Return every line below in which "color" appears.

================================

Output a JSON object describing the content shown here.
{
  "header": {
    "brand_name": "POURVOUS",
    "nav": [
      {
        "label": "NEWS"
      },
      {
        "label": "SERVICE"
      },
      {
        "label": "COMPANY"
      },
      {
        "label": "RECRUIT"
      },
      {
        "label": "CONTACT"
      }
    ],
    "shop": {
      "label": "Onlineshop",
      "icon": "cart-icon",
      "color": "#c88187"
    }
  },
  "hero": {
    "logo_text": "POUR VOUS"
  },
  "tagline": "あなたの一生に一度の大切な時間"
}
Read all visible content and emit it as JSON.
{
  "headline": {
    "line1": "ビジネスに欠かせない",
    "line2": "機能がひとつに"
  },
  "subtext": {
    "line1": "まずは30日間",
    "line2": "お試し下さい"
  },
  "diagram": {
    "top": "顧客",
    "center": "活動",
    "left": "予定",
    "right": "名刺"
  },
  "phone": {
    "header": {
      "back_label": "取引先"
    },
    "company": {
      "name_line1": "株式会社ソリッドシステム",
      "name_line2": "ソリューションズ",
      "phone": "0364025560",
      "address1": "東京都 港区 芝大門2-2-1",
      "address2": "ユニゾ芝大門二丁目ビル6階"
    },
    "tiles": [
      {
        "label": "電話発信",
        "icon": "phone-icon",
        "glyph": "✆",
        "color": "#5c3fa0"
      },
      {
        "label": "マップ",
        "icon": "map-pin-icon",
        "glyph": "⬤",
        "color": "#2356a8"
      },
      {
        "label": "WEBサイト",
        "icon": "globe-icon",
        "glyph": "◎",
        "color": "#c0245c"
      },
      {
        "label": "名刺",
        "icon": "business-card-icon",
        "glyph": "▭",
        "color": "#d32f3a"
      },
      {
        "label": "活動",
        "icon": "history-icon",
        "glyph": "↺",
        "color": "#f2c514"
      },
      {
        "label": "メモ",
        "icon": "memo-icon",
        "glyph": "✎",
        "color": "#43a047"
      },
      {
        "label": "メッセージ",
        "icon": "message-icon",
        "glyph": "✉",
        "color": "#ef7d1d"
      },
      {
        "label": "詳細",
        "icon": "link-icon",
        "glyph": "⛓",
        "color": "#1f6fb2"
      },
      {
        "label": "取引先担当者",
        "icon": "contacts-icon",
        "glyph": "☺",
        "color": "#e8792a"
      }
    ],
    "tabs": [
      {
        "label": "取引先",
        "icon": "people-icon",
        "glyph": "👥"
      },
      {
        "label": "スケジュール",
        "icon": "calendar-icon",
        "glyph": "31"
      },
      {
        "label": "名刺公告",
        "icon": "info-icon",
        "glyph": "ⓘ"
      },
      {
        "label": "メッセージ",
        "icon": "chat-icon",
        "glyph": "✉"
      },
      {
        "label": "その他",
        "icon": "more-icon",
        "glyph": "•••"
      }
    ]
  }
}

================================

→ Response to the exercise:
      "color": "#c88187"
        "color": "#5c3fa0"
        "color": "#2356a8"
        "color": "#c0245c"
        "color": "#d32f3a"
        "color": "#f2c514"
        "color": "#43a047"
        "color": "#ef7d1d"
        "color": "#1f6fb2"
        "color": "#e8792a"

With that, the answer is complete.